[Saved data entries]
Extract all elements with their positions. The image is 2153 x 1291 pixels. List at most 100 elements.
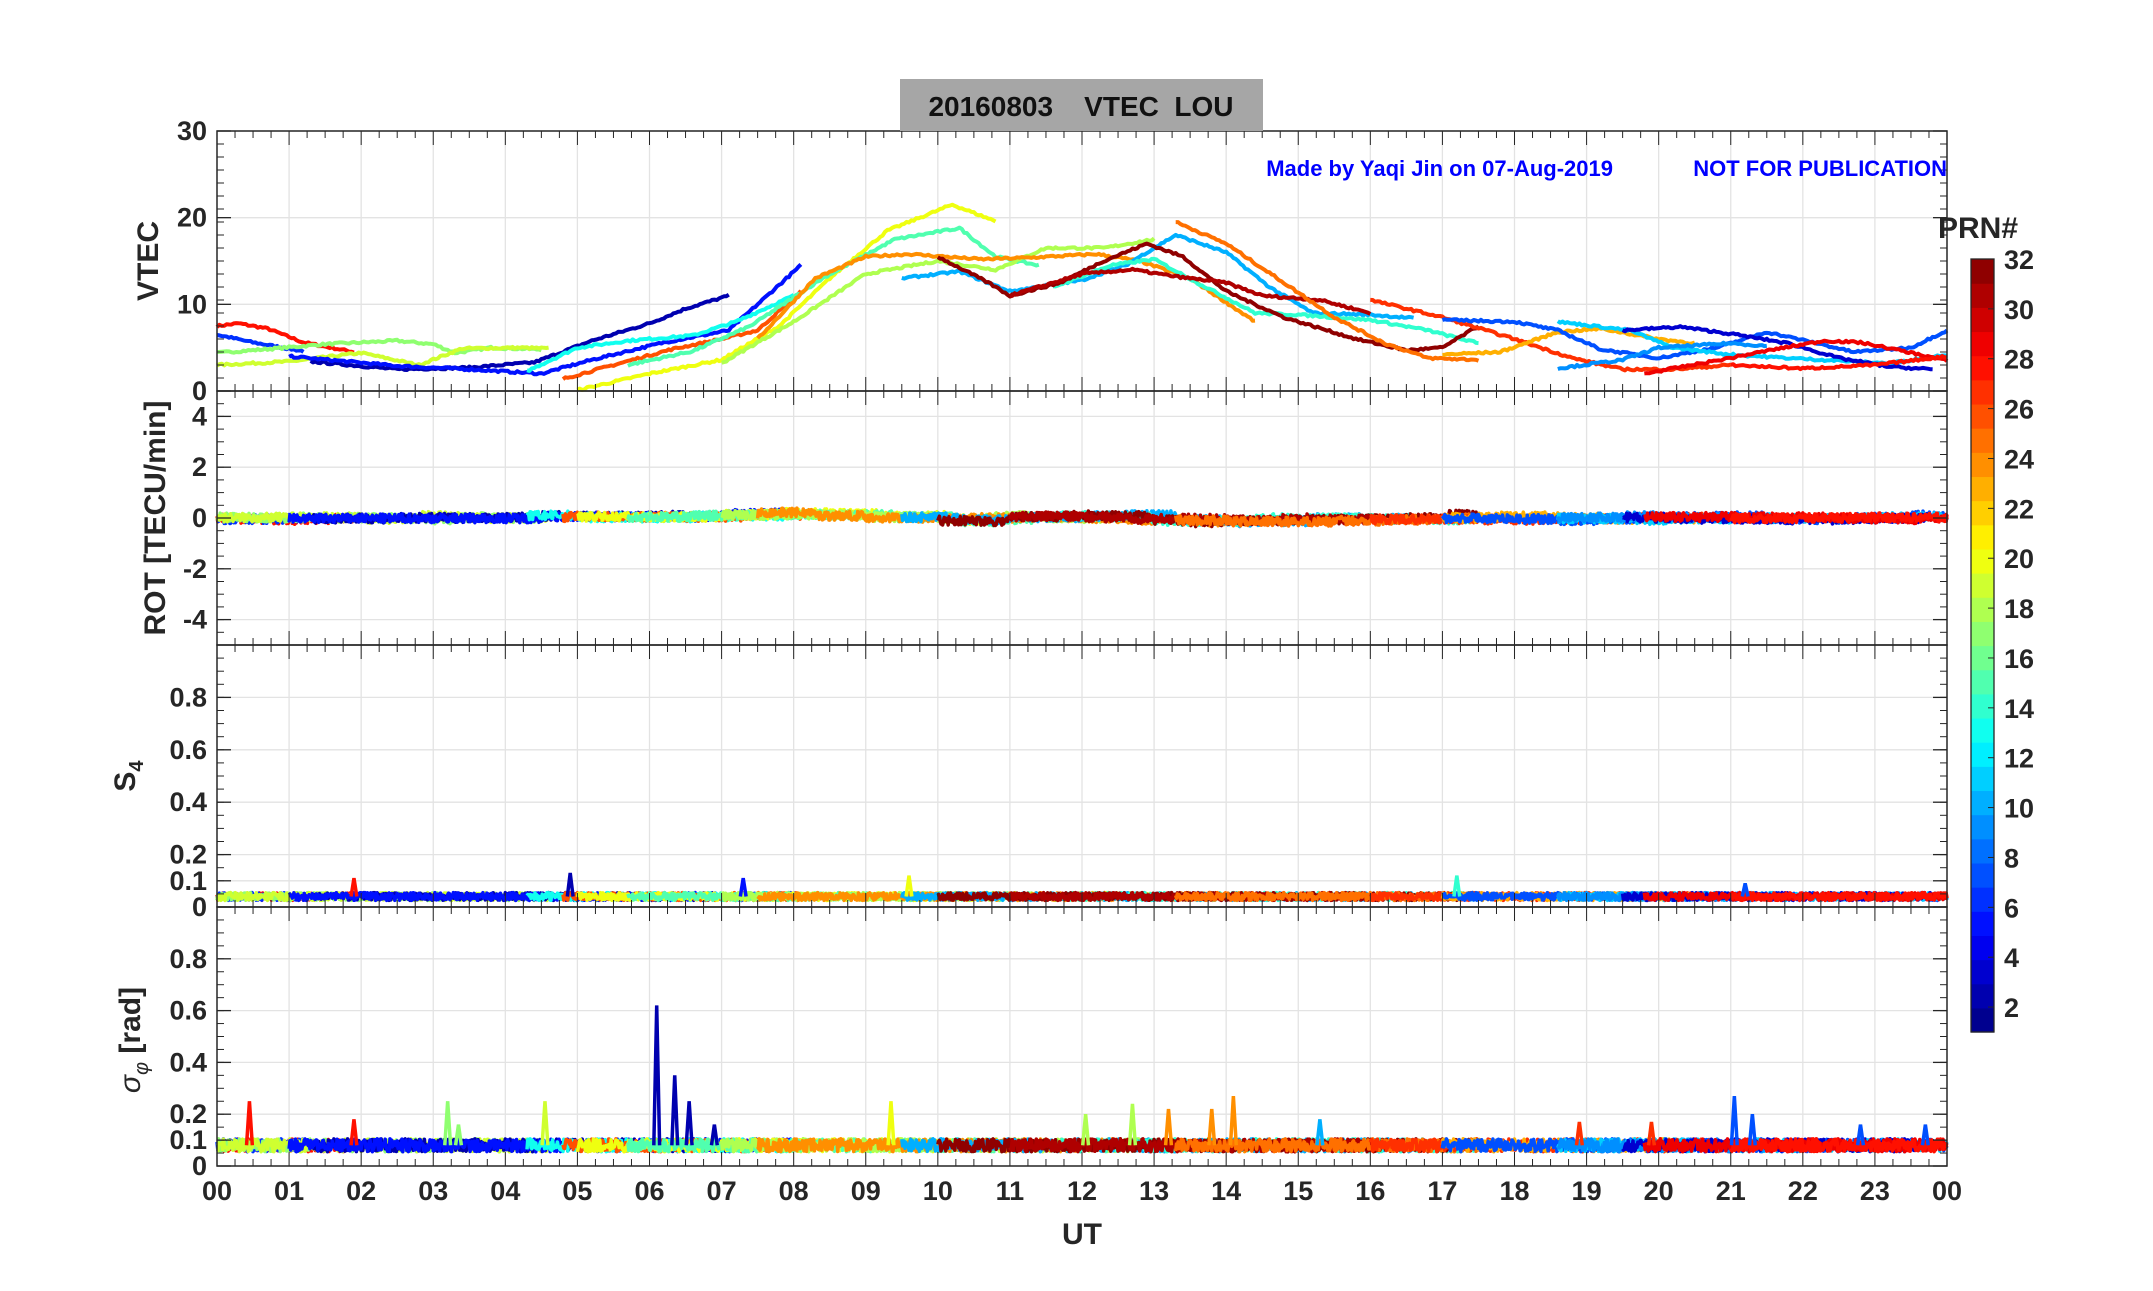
spike-sigma — [684, 1101, 694, 1146]
ylabel-sigma: σφ [rad] — [114, 987, 153, 1093]
ytick-label-s4: 0.8 — [169, 682, 207, 712]
colorbar-frame — [1970, 258, 1995, 1033]
series-line-vtec-prn25 — [1175, 220, 1480, 363]
xtick-label: 03 — [418, 1176, 448, 1206]
series-line-vtec-prn7 — [1441, 317, 1949, 361]
colorbar-segment — [1971, 959, 1994, 985]
colorbar-segment — [1971, 476, 1994, 502]
spike-sigma — [443, 1101, 453, 1146]
colorbar-segment — [1971, 331, 1994, 357]
ylabel-vtec: VTEC — [132, 221, 165, 301]
colorbar-tick-label: 8 — [2004, 843, 2019, 873]
spike-sigma — [886, 1101, 896, 1146]
spike-s4 — [1452, 875, 1462, 897]
series-line-vtec-prn5 — [288, 262, 803, 377]
xtick-label: 16 — [1355, 1176, 1385, 1206]
colorbar-tick-label: 18 — [2004, 594, 2034, 624]
xtick-label: 22 — [1788, 1176, 1818, 1206]
ytick-label-rot: 4 — [192, 401, 207, 431]
spike-sigma — [1920, 1124, 1930, 1146]
colorbar-segment — [1971, 548, 1994, 574]
spike-s4 — [565, 872, 575, 897]
spike-sigma — [349, 1119, 359, 1146]
author-annotation: Made by Yaqi Jin on 07-Aug-2019 — [1266, 156, 1613, 181]
spike-sigma — [1080, 1114, 1091, 1146]
spike-sigma — [709, 1124, 719, 1146]
colorbar-tick-label: 28 — [2004, 345, 2034, 375]
ytick-label-s4: 0.4 — [169, 787, 207, 817]
publication-annotation: NOT FOR PUBLICATION — [1693, 156, 1947, 181]
colorbar-segment — [1971, 597, 1994, 622]
ylabel-rot: ROT [TECU/min] — [139, 401, 172, 636]
colorbar-segment — [1971, 428, 1994, 453]
ytick-label-sigma: 0.4 — [169, 1047, 207, 1077]
colorbar-label: PRN# — [1938, 212, 2018, 245]
xtick-label: 00 — [1932, 1176, 1962, 1206]
ytick-label-s4: 0.2 — [169, 840, 207, 870]
series-line-vtec-prn15 — [627, 225, 1040, 368]
colorbar-segment — [1971, 766, 1994, 792]
xtick-label: 11 — [996, 1176, 1025, 1206]
series-line-vtec-prn26 — [561, 289, 803, 381]
spike-s4 — [1740, 883, 1750, 897]
colorbar-segment — [1971, 307, 1994, 333]
xtick-label: 09 — [851, 1176, 881, 1206]
colorbar-tick-label: 22 — [2004, 494, 2034, 524]
xtick-label: 08 — [779, 1176, 809, 1206]
series-line-vtec-prn19 — [215, 344, 549, 368]
spike-sigma — [1127, 1103, 1138, 1146]
ytick-label-sigma: 0.1 — [169, 1125, 207, 1155]
colorbar-segment — [1971, 693, 1994, 719]
axes-box-sigma — [216, 906, 1948, 1167]
xtick-label: 10 — [923, 1176, 953, 1206]
colorbar-tick-label: 32 — [2004, 245, 2034, 275]
colorbar-segment — [1971, 814, 1994, 840]
colorbar-segment — [1971, 259, 1994, 284]
colorbar-tick-label: 2 — [2004, 993, 2019, 1023]
xtick-label: 00 — [202, 1176, 232, 1206]
series-line-sigma-prn28 — [1729, 1137, 1949, 1154]
colorbar-segment — [1971, 621, 1994, 647]
colorbar-segment — [1971, 524, 1994, 550]
ytick-label-vtec: 20 — [177, 203, 207, 233]
series-line-rot-prn28 — [1729, 511, 1949, 525]
ytick-label-vtec: 10 — [177, 289, 207, 319]
ytick-label-sigma: 0.6 — [169, 996, 207, 1026]
title-box — [900, 79, 1263, 131]
ytick-label-s4: 0.1 — [169, 866, 207, 896]
ytick-label-sigma: 0.8 — [169, 944, 207, 974]
colorbar-segment — [1971, 742, 1994, 767]
ytick-label-s4: 0 — [192, 892, 207, 922]
spike-s4 — [738, 877, 748, 897]
ytick-label-sigma: 0.2 — [169, 1099, 207, 1129]
spike-sigma — [670, 1075, 680, 1146]
colorbar-segment — [1971, 838, 1994, 864]
xtick-label: 23 — [1860, 1176, 1890, 1206]
series-line-vtec-prn20 — [576, 202, 997, 392]
colorbar-segment — [1971, 500, 1994, 526]
series-line-vtec-prn18 — [721, 236, 1156, 365]
ytick-label-rot: -4 — [183, 605, 207, 635]
colorbar-segment — [1971, 983, 1994, 1009]
xtick-label: 20 — [1644, 1176, 1674, 1206]
colorbar-segment — [1971, 355, 1994, 381]
spike-sigma — [1207, 1108, 1217, 1146]
spike-sigma — [453, 1124, 464, 1146]
axes: 0102030-4-202400.10.20.40.60.800.10.20.4… — [169, 116, 1962, 1206]
colorbar-tick-label: 4 — [2004, 943, 2019, 973]
spike-sigma — [1163, 1108, 1174, 1146]
xtick-label: 18 — [1499, 1176, 1529, 1206]
chart-title: 20160803 VTEC LOU — [928, 91, 1233, 122]
ytick-label-sigma: 0 — [192, 1151, 207, 1181]
series-line-vtec-prn14 — [1053, 256, 1479, 346]
colorbar-segment — [1971, 790, 1994, 816]
ytick-label-rot: -2 — [183, 554, 207, 584]
spike-sigma — [1315, 1119, 1325, 1146]
spike-sigma — [1646, 1121, 1657, 1146]
colorbar-segment — [1971, 379, 1994, 405]
xtick-label: 12 — [1067, 1176, 1097, 1206]
colorbar-segment — [1971, 645, 1994, 671]
series-line-sigma-prn31 — [1008, 1137, 1373, 1154]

PROBLEM STATEMENT
Retype the entries verbatim, beginning with the line that contains "spike-sigma — [684, 1101, 694, 1146]" and continuing through the line that contains "colorbar-segment — [1971, 331, 1994, 357]", both included.

COMPLETE ANSWER
spike-sigma — [684, 1101, 694, 1146]
ylabel-sigma: σφ [rad] — [114, 987, 153, 1093]
ytick-label-s4: 0.8 — [169, 682, 207, 712]
colorbar-frame — [1970, 258, 1995, 1033]
series-line-vtec-prn25 — [1175, 220, 1480, 363]
xtick-label: 03 — [418, 1176, 448, 1206]
series-line-vtec-prn7 — [1441, 317, 1949, 361]
colorbar-segment — [1971, 959, 1994, 985]
colorbar-segment — [1971, 476, 1994, 502]
spike-sigma — [443, 1101, 453, 1146]
colorbar-segment — [1971, 331, 1994, 357]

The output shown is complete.